Collected data
++++++++
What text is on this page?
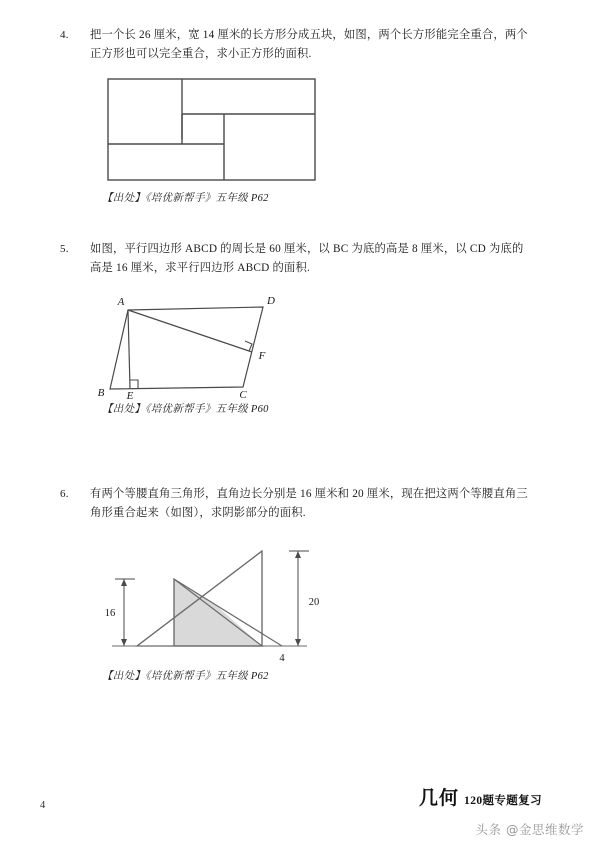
4.	把一个长 26 厘米，宽 14 厘米的长方形分成五块，如图，两个长方形能完全重合，两个
正方形也可以完全重合，求小正方形的面积.
【出处】《培优新帮手》五年级 P62
5.	如图，平行四边形 ABCD 的周长是 60 厘米，以 BC 为底的高是 8 厘米，以 CD 为底的
高是 16 厘米，求平行四边形 ABCD 的面积.
A
B	C
D
E
F
【出处】《培优新帮手》五年级 P60
6.	有两个等腰直角三角形，直角边长分别是 16 厘米和 20 厘米，现在把这两个等腰直角三
角形重合起来（如图），求阴影部分的面积.
16
20
4
【出处】《培优新帮手》五年级 P62
几何 120题专题复习
4
头条 @金思维数学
++++++++
What is required
Reproduce each line of the records exactly, and omit every picture.

Answer to this task
What text is on this page?
4.	把一个长 26 厘米，宽 14 厘米的长方形分成五块，如图，两个长方形能完全重合，两个
正方形也可以完全重合，求小正方形的面积.
【出处】《培优新帮手》五年级 P62
5.	如图，平行四边形 ABCD 的周长是 60 厘米，以 BC 为底的高是 8 厘米，以 CD 为底的
高是 16 厘米，求平行四边形 ABCD 的面积.
A
B	C
D
E
F
【出处】《培优新帮手》五年级 P60
6.	有两个等腰直角三角形，直角边长分别是 16 厘米和 20 厘米，现在把这两个等腰直角三
角形重合起来（如图），求阴影部分的面积.
16
20
4
【出处】《培优新帮手》五年级 P62
几何 120题专题复习
4
头条 @金思维数学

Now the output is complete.